PROVIDED DATA Start Marker

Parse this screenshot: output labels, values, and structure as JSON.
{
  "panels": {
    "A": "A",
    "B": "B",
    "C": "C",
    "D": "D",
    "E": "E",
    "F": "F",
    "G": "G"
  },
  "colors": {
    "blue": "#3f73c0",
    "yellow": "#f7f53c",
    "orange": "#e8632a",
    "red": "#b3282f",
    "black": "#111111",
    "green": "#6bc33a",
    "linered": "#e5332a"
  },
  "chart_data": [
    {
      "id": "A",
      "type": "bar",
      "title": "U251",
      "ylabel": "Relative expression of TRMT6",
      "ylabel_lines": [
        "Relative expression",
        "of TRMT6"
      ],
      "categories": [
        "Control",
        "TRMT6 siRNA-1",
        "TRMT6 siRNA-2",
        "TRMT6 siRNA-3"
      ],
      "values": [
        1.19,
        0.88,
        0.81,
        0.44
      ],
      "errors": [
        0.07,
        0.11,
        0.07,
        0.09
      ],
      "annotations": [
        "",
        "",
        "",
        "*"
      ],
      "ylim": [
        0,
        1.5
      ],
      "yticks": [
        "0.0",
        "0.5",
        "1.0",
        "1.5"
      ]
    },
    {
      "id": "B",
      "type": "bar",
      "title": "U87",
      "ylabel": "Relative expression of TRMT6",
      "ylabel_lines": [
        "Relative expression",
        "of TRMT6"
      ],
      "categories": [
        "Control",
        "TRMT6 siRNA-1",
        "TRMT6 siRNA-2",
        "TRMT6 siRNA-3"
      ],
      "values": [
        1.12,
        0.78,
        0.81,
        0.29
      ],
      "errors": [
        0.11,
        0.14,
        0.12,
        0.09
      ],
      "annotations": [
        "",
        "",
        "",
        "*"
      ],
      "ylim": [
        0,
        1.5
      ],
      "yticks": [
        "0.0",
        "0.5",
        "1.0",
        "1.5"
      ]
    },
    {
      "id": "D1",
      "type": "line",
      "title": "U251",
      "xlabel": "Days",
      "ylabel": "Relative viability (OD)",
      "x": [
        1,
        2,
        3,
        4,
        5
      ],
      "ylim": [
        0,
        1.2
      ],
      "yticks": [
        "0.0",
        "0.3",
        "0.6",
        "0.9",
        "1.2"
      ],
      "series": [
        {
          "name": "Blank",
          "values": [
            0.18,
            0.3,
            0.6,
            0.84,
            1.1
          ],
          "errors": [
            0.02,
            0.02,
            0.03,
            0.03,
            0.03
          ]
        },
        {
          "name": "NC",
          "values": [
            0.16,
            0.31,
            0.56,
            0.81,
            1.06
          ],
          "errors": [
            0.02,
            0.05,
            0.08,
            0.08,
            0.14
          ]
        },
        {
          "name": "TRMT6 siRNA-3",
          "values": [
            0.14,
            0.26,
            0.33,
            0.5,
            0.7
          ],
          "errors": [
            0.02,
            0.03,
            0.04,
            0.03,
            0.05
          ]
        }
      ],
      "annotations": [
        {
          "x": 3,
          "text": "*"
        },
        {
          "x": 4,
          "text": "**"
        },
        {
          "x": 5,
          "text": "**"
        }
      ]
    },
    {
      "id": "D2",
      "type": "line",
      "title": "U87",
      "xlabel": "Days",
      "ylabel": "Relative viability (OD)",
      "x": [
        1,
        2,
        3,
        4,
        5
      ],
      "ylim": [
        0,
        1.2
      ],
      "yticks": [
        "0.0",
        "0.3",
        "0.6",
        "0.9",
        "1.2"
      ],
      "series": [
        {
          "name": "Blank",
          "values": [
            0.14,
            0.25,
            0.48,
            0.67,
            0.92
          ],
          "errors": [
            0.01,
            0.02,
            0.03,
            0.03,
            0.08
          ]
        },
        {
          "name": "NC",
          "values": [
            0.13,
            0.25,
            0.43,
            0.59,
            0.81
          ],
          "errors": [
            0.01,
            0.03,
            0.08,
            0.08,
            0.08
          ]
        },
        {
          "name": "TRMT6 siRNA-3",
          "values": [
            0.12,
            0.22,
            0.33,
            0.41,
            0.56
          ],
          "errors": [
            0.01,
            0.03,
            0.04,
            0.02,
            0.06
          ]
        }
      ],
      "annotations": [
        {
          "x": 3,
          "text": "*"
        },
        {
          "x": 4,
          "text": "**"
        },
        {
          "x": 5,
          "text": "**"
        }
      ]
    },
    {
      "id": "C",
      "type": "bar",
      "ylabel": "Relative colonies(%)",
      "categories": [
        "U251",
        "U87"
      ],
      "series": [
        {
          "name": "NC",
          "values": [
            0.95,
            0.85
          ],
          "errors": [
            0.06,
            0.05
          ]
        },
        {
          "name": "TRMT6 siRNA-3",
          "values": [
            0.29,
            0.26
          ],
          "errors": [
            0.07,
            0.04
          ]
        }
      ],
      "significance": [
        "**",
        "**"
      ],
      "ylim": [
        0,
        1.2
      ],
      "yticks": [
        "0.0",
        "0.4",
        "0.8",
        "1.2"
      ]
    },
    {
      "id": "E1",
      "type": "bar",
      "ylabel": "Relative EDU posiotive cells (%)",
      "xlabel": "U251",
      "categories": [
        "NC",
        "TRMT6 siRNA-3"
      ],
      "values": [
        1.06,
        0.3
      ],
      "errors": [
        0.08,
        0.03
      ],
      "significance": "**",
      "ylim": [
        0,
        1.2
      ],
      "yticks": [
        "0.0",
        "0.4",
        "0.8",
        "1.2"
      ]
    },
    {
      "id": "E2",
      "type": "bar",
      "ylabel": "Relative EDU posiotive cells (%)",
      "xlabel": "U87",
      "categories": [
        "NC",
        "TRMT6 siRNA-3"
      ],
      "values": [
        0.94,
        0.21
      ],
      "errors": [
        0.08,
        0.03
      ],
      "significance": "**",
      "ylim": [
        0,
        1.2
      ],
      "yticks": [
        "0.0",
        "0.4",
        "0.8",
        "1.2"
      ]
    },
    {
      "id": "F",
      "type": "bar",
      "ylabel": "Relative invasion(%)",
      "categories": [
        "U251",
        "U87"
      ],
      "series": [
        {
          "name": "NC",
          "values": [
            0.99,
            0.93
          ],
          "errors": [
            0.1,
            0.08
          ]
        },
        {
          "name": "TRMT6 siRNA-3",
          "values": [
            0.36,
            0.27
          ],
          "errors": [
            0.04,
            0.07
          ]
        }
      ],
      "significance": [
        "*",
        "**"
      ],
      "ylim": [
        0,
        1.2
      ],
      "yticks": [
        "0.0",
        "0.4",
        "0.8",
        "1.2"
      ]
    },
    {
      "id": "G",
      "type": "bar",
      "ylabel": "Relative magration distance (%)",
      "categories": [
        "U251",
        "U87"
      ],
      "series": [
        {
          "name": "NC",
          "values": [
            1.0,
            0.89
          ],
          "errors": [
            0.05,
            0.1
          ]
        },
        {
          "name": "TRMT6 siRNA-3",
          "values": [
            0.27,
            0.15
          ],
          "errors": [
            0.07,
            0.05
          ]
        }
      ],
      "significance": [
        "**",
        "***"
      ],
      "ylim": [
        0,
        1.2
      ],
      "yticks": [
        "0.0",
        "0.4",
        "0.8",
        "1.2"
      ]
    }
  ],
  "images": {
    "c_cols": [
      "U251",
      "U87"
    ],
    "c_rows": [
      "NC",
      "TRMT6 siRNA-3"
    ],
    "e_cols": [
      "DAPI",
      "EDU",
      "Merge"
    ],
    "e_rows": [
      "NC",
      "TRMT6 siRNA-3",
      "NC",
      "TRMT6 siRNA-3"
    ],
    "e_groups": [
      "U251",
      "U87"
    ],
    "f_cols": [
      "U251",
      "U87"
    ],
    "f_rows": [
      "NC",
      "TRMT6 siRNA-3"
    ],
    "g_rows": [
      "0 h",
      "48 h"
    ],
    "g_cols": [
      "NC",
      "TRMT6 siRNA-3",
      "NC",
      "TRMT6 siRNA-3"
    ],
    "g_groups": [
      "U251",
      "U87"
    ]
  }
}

PROVIDED DATA End Marker

Copy out each line of the records where the word "xlabel" appears.

* **RESULT OF THE TASK**
      "xlabel": "Days",
      "xlabel": "Days",
      "xlabel": "U251",
      "xlabel": "U87",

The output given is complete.